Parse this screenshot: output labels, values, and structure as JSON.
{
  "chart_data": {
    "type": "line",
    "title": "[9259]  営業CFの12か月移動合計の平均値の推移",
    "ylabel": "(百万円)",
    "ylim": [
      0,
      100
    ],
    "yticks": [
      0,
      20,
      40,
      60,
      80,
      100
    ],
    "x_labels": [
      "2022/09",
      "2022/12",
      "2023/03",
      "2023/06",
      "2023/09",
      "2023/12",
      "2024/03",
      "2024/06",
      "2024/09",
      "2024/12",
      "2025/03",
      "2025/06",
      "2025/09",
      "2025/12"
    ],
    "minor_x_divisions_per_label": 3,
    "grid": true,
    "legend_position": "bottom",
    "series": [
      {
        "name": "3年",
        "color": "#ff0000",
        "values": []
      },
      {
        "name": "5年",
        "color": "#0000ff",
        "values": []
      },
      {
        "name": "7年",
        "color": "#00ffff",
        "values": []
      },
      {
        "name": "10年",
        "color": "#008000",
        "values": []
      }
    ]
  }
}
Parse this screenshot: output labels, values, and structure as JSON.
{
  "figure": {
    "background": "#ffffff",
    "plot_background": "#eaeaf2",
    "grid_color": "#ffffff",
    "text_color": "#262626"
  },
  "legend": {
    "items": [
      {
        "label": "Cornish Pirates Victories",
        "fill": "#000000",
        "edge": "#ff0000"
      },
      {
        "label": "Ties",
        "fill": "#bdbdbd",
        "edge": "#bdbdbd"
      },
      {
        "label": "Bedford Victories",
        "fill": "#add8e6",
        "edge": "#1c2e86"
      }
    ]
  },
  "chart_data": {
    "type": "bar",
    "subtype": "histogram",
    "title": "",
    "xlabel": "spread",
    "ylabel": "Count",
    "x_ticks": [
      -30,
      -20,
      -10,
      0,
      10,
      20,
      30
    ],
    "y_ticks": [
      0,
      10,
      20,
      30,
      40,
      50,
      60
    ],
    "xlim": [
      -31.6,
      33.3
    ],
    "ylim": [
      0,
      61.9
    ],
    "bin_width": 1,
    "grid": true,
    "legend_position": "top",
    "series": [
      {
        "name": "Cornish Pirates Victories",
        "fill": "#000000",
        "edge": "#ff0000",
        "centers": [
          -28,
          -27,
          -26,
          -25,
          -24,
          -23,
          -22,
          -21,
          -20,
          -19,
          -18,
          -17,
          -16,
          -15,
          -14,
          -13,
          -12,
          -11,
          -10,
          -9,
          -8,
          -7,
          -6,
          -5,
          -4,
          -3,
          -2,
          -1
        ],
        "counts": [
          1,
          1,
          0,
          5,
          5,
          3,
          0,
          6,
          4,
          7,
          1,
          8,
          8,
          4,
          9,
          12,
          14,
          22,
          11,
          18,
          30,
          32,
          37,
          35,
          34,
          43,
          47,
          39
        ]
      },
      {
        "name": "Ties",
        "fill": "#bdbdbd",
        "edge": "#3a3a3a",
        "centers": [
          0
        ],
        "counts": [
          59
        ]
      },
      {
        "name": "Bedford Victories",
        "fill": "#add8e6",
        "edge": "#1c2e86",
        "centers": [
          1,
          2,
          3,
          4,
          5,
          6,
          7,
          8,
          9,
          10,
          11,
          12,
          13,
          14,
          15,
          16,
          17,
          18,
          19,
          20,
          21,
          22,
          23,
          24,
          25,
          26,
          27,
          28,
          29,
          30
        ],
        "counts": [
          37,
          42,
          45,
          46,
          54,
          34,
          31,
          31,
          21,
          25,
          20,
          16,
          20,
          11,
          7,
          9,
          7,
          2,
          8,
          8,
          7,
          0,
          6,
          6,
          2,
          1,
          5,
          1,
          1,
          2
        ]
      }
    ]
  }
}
==*==
→ PROMPT: State how many lines of the entries above include the word "name", offering no text other than the number.

→ SOLVED EXERCISE: 7